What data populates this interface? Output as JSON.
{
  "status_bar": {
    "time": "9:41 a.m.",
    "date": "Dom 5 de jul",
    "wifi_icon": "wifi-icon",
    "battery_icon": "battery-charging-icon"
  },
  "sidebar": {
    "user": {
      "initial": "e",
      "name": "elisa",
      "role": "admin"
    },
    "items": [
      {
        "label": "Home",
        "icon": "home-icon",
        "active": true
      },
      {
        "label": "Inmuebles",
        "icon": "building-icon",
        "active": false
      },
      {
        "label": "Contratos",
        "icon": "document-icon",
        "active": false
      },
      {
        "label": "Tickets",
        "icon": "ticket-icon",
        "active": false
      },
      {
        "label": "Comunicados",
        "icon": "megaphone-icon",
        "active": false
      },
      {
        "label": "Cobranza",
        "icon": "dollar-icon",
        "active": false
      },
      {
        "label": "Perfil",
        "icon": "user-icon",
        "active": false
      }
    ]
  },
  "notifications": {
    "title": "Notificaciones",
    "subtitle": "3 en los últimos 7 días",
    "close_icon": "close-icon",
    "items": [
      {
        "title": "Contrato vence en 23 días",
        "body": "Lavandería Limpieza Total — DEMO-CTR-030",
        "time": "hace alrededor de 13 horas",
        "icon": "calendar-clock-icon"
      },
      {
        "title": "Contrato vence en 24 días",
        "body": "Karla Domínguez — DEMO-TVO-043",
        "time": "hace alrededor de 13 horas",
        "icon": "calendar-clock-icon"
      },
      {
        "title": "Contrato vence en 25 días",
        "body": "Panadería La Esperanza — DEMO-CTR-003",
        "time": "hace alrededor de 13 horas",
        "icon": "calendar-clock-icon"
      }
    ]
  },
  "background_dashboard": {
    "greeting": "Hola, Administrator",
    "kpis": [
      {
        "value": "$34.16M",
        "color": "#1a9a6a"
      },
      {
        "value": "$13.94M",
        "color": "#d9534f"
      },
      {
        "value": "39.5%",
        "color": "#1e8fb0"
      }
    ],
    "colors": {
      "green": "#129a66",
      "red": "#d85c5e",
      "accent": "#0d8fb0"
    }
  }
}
--------------------------------
▶ Required task
Go back to the listing above and please repeat it exactly.

▶ Complete answer
What data populates this interface? Output as JSON.
{
  "status_bar": {
    "time": "9:41 a.m.",
    "date": "Dom 5 de jul",
    "wifi_icon": "wifi-icon",
    "battery_icon": "battery-charging-icon"
  },
  "sidebar": {
    "user": {
      "initial": "e",
      "name": "elisa",
      "role": "admin"
    },
    "items": [
      {
        "label": "Home",
        "icon": "home-icon",
        "active": true
      },
      {
        "label": "Inmuebles",
        "icon": "building-icon",
        "active": false
      },
      {
        "label": "Contratos",
        "icon": "document-icon",
        "active": false
      },
      {
        "label": "Tickets",
        "icon": "ticket-icon",
        "active": false
      },
      {
        "label": "Comunicados",
        "icon": "megaphone-icon",
        "active": false
      },
      {
        "label": "Cobranza",
        "icon": "dollar-icon",
        "active": false
      },
      {
        "label": "Perfil",
        "icon": "user-icon",
        "active": false
      }
    ]
  },
  "notifications": {
    "title": "Notificaciones",
    "subtitle": "3 en los últimos 7 días",
    "close_icon": "close-icon",
    "items": [
      {
        "title": "Contrato vence en 23 días",
        "body": "Lavandería Limpieza Total — DEMO-CTR-030",
        "time": "hace alrededor de 13 horas",
        "icon": "calendar-clock-icon"
      },
      {
        "title": "Contrato vence en 24 días",
        "body": "Karla Domínguez — DEMO-TVO-043",
        "time": "hace alrededor de 13 horas",
        "icon": "calendar-clock-icon"
      },
      {
        "title": "Contrato vence en 25 días",
        "body": "Panadería La Esperanza — DEMO-CTR-003",
        "time": "hace alrededor de 13 horas",
        "icon": "calendar-clock-icon"
      }
    ]
  },
  "background_dashboard": {
    "greeting": "Hola, Administrator",
    "kpis": [
      {
        "value": "$34.16M",
        "color": "#1a9a6a"
      },
      {
        "value": "$13.94M",
        "color": "#d9534f"
      },
      {
        "value": "39.5%",
        "color": "#1e8fb0"
      }
    ],
    "colors": {
      "green": "#129a66",
      "red": "#d85c5e",
      "accent": "#0d8fb0"
    }
  }
}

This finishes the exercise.